→ Directive: Output all of the entries below precisely as written.

→ Record excerpts:

:::

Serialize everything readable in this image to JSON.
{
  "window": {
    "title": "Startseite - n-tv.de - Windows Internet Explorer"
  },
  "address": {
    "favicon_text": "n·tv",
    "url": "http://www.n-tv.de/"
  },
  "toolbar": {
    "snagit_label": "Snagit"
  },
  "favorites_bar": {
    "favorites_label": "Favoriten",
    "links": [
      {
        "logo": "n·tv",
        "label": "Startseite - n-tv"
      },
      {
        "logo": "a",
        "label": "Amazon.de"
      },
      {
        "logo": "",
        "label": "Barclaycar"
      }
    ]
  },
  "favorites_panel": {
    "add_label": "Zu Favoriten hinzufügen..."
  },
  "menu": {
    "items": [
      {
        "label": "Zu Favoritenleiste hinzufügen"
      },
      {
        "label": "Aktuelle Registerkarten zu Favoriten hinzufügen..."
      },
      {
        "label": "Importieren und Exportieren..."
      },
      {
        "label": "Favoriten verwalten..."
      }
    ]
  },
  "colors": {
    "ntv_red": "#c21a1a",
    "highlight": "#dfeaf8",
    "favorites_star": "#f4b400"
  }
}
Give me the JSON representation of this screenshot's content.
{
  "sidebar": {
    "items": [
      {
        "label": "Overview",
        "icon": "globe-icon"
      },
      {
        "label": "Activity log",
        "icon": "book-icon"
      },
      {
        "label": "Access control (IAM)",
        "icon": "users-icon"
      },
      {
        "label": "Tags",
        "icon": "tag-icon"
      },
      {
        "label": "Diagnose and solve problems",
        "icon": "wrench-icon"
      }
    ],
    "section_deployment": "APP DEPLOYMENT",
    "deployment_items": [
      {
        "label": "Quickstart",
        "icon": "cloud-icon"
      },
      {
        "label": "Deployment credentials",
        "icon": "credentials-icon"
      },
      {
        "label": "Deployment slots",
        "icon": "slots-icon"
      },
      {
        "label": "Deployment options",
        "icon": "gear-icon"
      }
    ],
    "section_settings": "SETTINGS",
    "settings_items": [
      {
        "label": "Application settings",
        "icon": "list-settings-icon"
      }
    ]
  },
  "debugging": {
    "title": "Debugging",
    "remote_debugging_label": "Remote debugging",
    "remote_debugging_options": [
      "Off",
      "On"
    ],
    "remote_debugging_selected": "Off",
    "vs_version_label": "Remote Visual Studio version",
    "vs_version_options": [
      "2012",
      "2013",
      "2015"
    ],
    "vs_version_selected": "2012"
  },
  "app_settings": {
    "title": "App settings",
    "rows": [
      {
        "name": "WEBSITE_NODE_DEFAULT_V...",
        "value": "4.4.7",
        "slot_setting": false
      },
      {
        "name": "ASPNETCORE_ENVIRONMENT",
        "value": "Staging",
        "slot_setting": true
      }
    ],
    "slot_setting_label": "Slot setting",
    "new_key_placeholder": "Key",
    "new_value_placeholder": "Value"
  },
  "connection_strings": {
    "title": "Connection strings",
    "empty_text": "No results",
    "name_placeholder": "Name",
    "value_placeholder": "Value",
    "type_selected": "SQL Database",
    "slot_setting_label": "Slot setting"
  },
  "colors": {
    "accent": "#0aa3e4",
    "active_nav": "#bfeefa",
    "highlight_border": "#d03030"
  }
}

:::

→ Solution below:
Serialize everything readable in this image to JSON.
{
  "window": {
    "title": "Startseite - n-tv.de - Windows Internet Explorer"
  },
  "address": {
    "favicon_text": "n·tv",
    "url": "http://www.n-tv.de/"
  },
  "toolbar": {
    "snagit_label": "Snagit"
  },
  "favorites_bar": {
    "favorites_label": "Favoriten",
    "links": [
      {
        "logo": "n·tv",
        "label": "Startseite - n-tv"
      },
      {
        "logo": "a",
        "label": "Amazon.de"
      },
      {
        "logo": "",
        "label": "Barclaycar"
      }
    ]
  },
  "favorites_panel": {
    "add_label": "Zu Favoriten hinzufügen..."
  },
  "menu": {
    "items": [
      {
        "label": "Zu Favoritenleiste hinzufügen"
      },
      {
        "label": "Aktuelle Registerkarten zu Favoriten hinzufügen..."
      },
      {
        "label": "Importieren und Exportieren..."
      },
      {
        "label": "Favoriten verwalten..."
      }
    ]
  },
  "colors": {
    "ntv_red": "#c21a1a",
    "highlight": "#dfeaf8",
    "favorites_star": "#f4b400"
  }
}
Give me the JSON representation of this screenshot's content.
{
  "sidebar": {
    "items": [
      {
        "label": "Overview",
        "icon": "globe-icon"
      },
      {
        "label": "Activity log",
        "icon": "book-icon"
      },
      {
        "label": "Access control (IAM)",
        "icon": "users-icon"
      },
      {
        "label": "Tags",
        "icon": "tag-icon"
      },
      {
        "label": "Diagnose and solve problems",
        "icon": "wrench-icon"
      }
    ],
    "section_deployment": "APP DEPLOYMENT",
    "deployment_items": [
      {
        "label": "Quickstart",
        "icon": "cloud-icon"
      },
      {
        "label": "Deployment credentials",
        "icon": "credentials-icon"
      },
      {
        "label": "Deployment slots",
        "icon": "slots-icon"
      },
      {
        "label": "Deployment options",
        "icon": "gear-icon"
      }
    ],
    "section_settings": "SETTINGS",
    "settings_items": [
      {
        "label": "Application settings",
        "icon": "list-settings-icon"
      }
    ]
  },
  "debugging": {
    "title": "Debugging",
    "remote_debugging_label": "Remote debugging",
    "remote_debugging_options": [
      "Off",
      "On"
    ],
    "remote_debugging_selected": "Off",
    "vs_version_label": "Remote Visual Studio version",
    "vs_version_options": [
      "2012",
      "2013",
      "2015"
    ],
    "vs_version_selected": "2012"
  },
  "app_settings": {
    "title": "App settings",
    "rows": [
      {
        "name": "WEBSITE_NODE_DEFAULT_V...",
        "value": "4.4.7",
        "slot_setting": false
      },
      {
        "name": "ASPNETCORE_ENVIRONMENT",
        "value": "Staging",
        "slot_setting": true
      }
    ],
    "slot_setting_label": "Slot setting",
    "new_key_placeholder": "Key",
    "new_value_placeholder": "Value"
  },
  "connection_strings": {
    "title": "Connection strings",
    "empty_text": "No results",
    "name_placeholder": "Name",
    "value_placeholder": "Value",
    "type_selected": "SQL Database",
    "slot_setting_label": "Slot setting"
  },
  "colors": {
    "accent": "#0aa3e4",
    "active_nav": "#bfeefa",
    "highlight_border": "#d03030"
  }
}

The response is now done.